⟨
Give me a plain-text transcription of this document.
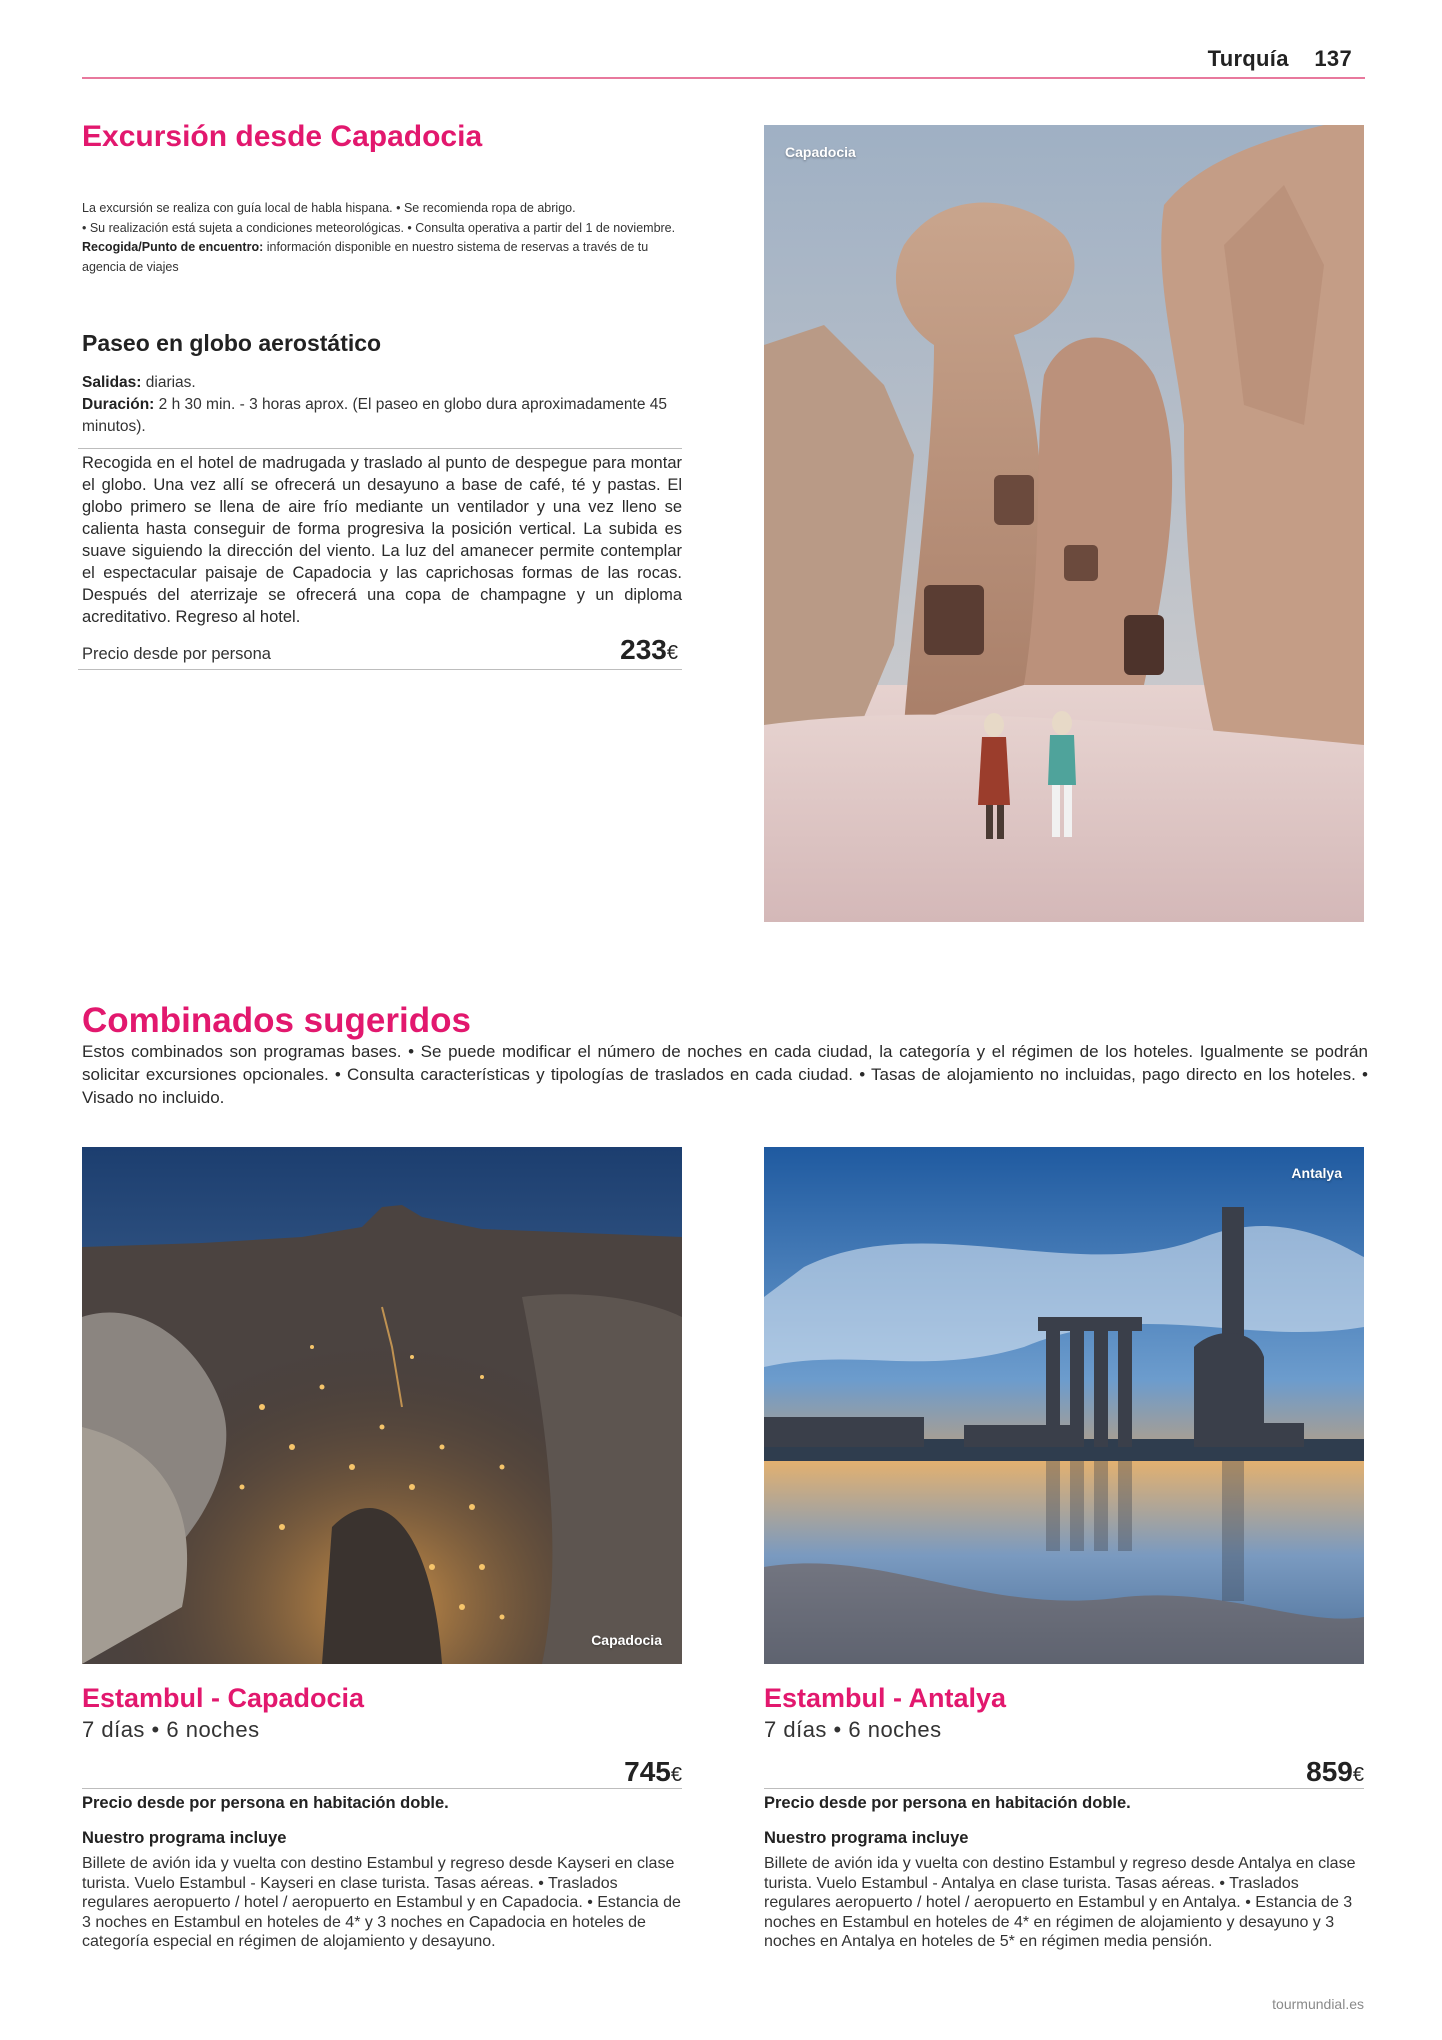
Turquía 137
Excursión desde Capadocia
La excursión se realiza con guía local de habla hispana. • Se recomienda ropa de abrigo.
• Su realización está sujeta a condiciones meteorológicas. • Consulta operativa a partir del 1 de noviembre.
Recogida/Punto de encuentro: información disponible en nuestro sistema de reservas a través de tu agencia de viajes
Paseo en globo aerostático
Salidas: diarias.
Duración: 2 h 30 min. - 3 horas aprox. (El paseo en globo dura aproximadamente 45 minutos).
Recogida en el hotel de madrugada y traslado al punto de despegue para montar el globo. Una vez allí se ofrecerá un desayuno a base de café, té y pastas. El globo primero se llena de aire frío mediante un ventilador y una vez lleno se calienta hasta conseguir de forma progresiva la posición vertical. La subida es suave siguiendo la dirección del viento. La luz del amanecer permite contemplar el espectacular paisaje de Capadocia y las caprichosas formas de las rocas. Después del aterrizaje se ofrecerá una copa de champagne y un diploma acreditativo. Regreso al hotel.
Precio desde por persona	233€
Capadocia
Combinados sugeridos
Estos combinados son programas bases. • Se puede modificar el número de noches en cada ciudad, la categoría y el régimen de los hoteles. Igualmente se podrán solicitar excursiones opcionales. • Consulta características y tipologías de traslados en cada ciudad. • Tasas de alojamiento no incluidas, pago directo en los hoteles. • Visado no incluido.
Capadocia
Antalya
Estambul - Capadocia
7 días • 6 noches
745€
Precio desde por persona en habitación doble.
Nuestro programa incluye
Billete de avión ida y vuelta con destino Estambul y regreso desde Kayseri en clase turista. Vuelo Estambul - Kayseri en clase turista. Tasas aéreas. • Traslados regulares aeropuerto / hotel / aeropuerto en Estambul y en Capadocia. • Estancia de 3 noches en Estambul en hoteles de 4* y 3 noches en Capadocia en hoteles de categoría especial en régimen de alojamiento y desayuno.
Estambul - Antalya
7 días • 6 noches
859€
Precio desde por persona en habitación doble.
Nuestro programa incluye
Billete de avión ida y vuelta con destino Estambul y regreso desde Antalya en clase turista. Vuelo Estambul - Antalya en clase turista. Tasas aéreas. • Traslados regulares aeropuerto / hotel / aeropuerto en Estambul y en Antalya. • Estancia de 3 noches en Estambul en hoteles de 4* en régimen de alojamiento y desayuno y 3 noches en Antalya en hoteles de 5* en régimen media pensión.
tourmundial.es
⟩
= TASK DIRECTIONS =
Return each line that includes "destino".

= EXERCISE OUTPUT =
Billete de avión ida y vuelta con destino Estambul y regreso desde Kayseri en clase turista. Vuelo Estambul - Kayseri en clase turista. Tasas aéreas. • Traslados regulares aeropuerto / hotel / aeropuerto en Estambul y en Capadocia. • Estancia de 3 noches en Estambul en hoteles de 4* y 3 noches en Capadocia en hoteles de categoría especial en régimen de alojamiento y desayuno.
Billete de avión ida y vuelta con destino Estambul y regreso desde Antalya en clase turista. Vuelo Estambul - Antalya en clase turista. Tasas aéreas. • Traslados regulares aeropuerto / hotel / aeropuerto en Estambul y en Antalya. • Estancia de 3 noches en Estambul en hoteles de 4* en régimen de alojamiento y desayuno y 3 noches en Antalya en hoteles de 5* en régimen media pensión.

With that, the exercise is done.